### Written problem
Return all lines where the word "实施机制" can be found.
--- BEGIN Extracted data ---
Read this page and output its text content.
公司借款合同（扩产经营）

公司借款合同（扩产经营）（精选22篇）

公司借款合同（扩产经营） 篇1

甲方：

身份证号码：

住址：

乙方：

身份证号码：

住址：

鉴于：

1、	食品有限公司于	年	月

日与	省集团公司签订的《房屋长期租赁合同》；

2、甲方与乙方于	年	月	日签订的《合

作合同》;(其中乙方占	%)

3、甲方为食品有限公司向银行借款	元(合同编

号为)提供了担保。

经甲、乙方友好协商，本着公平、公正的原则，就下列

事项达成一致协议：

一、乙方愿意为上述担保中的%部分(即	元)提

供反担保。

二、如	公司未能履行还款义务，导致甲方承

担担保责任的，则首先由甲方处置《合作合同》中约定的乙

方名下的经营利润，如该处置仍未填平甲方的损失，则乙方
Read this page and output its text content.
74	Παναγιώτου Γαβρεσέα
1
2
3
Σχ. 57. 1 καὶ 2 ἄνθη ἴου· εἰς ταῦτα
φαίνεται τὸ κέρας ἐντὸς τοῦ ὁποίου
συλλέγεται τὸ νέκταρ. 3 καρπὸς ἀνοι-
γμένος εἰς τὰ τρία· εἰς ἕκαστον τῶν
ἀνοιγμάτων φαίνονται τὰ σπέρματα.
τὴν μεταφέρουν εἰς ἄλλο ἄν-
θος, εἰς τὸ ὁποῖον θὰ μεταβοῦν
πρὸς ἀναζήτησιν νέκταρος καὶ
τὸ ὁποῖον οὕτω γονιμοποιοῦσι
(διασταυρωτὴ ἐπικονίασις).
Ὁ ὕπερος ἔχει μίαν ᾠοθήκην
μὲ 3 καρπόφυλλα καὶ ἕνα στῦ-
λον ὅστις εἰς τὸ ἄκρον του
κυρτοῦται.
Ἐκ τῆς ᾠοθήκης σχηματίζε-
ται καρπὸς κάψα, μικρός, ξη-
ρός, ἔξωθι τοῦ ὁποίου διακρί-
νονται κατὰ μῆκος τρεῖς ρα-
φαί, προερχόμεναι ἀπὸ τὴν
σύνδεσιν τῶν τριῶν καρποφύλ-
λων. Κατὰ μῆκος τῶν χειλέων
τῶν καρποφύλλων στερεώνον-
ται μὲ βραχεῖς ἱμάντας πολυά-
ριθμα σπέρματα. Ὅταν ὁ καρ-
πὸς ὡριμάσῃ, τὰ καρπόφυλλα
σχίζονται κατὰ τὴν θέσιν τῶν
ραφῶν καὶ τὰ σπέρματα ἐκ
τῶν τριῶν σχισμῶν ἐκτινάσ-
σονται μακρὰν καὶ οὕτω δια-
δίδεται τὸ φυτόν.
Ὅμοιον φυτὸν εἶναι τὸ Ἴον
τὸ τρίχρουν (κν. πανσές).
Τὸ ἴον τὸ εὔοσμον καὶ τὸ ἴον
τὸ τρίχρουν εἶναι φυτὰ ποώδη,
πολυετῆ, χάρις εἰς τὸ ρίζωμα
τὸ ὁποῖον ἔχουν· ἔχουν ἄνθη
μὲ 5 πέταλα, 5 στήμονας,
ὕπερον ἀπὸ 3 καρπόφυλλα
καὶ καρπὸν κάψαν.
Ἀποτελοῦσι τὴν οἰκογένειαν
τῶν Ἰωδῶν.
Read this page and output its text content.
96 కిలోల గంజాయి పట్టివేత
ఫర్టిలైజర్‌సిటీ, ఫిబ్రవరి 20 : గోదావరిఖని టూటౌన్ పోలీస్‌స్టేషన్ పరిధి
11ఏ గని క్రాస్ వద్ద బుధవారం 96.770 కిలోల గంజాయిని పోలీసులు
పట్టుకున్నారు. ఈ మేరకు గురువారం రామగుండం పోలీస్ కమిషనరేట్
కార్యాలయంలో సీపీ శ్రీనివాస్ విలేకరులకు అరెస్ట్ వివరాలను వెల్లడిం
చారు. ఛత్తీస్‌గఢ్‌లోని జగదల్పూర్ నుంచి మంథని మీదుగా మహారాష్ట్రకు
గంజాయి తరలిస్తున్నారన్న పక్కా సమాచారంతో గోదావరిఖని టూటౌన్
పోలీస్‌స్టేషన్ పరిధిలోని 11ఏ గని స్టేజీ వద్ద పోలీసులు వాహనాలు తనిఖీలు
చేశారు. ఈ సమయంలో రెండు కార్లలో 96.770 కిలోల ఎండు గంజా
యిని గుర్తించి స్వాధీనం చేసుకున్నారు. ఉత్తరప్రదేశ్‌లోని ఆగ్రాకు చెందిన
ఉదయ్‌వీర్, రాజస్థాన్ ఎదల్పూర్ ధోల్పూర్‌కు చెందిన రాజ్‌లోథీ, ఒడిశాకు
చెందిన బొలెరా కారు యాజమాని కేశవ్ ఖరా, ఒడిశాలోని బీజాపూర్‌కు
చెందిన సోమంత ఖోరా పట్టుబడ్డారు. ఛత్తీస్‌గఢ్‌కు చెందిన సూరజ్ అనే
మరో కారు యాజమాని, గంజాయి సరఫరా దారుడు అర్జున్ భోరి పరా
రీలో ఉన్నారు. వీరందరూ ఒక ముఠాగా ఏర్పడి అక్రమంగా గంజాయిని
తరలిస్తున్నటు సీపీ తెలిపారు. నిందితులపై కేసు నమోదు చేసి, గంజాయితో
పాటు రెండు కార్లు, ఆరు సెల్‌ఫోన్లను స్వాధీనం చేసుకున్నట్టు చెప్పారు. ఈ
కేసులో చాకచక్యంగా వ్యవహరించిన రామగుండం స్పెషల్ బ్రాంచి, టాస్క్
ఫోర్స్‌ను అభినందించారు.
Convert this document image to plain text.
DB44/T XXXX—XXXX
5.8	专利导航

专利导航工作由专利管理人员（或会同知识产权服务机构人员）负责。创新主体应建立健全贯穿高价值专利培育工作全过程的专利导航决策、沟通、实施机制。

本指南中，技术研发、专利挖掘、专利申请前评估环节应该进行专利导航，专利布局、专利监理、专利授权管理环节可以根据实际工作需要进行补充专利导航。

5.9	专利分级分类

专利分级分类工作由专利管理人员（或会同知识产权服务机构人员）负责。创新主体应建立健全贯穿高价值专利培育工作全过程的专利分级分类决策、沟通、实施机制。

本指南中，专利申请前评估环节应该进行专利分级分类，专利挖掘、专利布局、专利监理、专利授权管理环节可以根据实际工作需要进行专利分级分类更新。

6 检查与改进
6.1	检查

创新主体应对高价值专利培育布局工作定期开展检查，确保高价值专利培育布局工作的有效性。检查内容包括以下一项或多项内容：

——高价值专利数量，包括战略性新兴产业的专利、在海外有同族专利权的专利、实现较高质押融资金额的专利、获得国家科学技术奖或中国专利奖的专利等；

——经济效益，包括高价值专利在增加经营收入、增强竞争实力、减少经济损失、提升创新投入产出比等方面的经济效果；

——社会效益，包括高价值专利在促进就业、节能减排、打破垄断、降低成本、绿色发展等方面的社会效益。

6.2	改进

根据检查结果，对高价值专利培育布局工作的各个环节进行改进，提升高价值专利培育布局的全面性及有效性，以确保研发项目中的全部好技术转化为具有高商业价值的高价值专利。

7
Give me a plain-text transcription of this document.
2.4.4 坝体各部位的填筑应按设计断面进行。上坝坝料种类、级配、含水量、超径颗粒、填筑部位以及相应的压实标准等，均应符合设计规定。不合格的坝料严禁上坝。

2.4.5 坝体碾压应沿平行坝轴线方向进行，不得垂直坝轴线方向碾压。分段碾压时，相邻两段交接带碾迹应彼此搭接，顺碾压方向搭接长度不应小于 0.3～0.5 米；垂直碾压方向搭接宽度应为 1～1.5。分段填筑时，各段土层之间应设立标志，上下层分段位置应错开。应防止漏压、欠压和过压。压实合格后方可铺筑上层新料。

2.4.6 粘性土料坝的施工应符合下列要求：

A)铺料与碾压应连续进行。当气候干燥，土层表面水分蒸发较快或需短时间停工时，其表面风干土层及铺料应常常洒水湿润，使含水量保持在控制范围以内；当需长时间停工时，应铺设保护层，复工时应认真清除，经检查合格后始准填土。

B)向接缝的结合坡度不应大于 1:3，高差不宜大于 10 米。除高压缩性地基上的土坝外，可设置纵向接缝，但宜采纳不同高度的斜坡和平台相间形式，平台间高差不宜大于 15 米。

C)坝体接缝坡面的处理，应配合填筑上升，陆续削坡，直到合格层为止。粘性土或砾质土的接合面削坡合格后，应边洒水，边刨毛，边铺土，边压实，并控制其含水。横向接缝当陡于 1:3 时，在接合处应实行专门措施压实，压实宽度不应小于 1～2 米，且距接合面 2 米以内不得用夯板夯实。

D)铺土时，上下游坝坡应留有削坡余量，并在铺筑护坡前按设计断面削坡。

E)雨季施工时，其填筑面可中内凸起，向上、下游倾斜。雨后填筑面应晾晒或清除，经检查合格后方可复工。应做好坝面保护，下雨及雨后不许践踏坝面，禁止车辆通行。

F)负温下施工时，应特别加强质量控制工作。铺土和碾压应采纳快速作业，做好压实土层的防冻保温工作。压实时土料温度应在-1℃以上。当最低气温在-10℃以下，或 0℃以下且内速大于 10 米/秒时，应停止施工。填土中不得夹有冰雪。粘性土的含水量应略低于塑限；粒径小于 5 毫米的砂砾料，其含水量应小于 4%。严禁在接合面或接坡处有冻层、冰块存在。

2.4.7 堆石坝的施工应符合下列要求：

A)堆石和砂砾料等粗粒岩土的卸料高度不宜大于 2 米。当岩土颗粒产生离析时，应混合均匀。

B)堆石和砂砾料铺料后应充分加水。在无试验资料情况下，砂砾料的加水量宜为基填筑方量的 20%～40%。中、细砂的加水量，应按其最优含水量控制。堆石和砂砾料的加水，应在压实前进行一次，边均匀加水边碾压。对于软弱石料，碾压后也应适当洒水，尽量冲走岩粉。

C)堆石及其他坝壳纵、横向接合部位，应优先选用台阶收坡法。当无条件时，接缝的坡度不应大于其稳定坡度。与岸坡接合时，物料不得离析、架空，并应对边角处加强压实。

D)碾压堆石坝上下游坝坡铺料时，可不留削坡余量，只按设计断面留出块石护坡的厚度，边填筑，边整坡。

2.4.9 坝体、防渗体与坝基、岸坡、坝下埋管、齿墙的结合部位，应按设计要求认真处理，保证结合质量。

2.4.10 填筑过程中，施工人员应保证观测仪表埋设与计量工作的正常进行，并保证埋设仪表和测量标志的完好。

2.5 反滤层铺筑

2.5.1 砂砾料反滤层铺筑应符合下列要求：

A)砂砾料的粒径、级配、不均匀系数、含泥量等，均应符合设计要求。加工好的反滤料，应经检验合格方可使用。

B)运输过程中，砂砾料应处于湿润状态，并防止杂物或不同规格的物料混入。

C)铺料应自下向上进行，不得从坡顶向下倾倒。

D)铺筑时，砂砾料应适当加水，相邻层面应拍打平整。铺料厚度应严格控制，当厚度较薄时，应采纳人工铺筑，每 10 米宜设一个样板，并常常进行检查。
--- END Extracted data ---
### Solution for this exercise
专利导航工作由专利管理人员（或会同知识产权服务机构人员）负责。创新主体应建立健全贯穿高价值专利培育工作全过程的专利导航决策、沟通、实施机制。
专利分级分类工作由专利管理人员（或会同知识产权服务机构人员）负责。创新主体应建立健全贯穿高价值专利培育工作全过程的专利分级分类决策、沟通、实施机制。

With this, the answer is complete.